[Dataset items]
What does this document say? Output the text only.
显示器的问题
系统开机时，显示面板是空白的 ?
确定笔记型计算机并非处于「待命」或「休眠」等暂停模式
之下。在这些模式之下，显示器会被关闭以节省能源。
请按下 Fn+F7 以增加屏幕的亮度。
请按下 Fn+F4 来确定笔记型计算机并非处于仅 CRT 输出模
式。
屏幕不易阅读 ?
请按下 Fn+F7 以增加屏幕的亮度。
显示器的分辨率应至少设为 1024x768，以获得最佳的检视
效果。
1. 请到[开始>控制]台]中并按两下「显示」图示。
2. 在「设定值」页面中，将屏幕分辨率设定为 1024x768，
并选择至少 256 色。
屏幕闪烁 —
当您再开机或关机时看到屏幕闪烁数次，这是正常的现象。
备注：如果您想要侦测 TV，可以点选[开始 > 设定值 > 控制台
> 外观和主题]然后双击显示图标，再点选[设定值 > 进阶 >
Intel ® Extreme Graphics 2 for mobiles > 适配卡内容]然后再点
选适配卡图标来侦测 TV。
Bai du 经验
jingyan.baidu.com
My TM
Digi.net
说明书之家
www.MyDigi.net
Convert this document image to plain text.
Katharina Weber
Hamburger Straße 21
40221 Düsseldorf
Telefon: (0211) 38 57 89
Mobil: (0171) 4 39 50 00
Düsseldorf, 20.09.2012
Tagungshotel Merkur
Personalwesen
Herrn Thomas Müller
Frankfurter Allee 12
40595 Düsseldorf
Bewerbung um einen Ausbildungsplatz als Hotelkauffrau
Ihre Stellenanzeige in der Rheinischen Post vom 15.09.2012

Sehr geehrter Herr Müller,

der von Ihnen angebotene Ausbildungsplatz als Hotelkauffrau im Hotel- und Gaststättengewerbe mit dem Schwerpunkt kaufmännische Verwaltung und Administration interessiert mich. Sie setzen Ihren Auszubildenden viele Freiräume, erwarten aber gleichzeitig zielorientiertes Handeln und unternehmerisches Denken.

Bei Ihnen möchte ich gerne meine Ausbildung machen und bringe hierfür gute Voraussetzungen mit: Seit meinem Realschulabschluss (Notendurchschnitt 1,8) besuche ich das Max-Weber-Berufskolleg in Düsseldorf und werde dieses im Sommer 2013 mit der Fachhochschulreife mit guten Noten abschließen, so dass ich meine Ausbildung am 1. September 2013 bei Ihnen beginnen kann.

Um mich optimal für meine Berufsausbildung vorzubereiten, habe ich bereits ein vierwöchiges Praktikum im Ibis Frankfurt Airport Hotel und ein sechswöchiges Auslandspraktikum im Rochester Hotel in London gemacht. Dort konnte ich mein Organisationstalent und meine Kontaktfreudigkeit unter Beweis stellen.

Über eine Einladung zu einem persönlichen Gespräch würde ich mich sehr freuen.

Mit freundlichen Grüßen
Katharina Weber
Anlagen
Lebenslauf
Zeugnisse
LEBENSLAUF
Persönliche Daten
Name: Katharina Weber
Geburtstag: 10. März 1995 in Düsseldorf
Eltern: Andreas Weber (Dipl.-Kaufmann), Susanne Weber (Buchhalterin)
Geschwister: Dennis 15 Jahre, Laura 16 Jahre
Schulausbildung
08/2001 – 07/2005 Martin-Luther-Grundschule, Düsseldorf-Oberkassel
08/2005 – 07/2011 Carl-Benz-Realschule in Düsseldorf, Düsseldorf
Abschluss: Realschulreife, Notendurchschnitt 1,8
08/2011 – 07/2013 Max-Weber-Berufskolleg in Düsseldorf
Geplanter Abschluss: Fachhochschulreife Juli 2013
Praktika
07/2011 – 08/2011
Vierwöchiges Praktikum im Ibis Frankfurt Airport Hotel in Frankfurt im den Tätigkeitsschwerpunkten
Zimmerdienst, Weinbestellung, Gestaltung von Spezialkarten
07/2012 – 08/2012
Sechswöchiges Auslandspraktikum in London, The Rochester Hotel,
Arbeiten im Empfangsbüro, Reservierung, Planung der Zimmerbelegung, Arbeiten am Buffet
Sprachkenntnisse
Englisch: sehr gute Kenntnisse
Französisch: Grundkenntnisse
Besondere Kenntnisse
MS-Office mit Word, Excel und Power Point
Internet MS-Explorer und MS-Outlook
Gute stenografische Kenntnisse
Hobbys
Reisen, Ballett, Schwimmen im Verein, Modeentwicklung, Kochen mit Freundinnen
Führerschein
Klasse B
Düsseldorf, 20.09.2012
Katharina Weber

What this task involves: How many of the lines above hold the word "Hotelkauffrau"? Give only that number.

Completed exercise: 2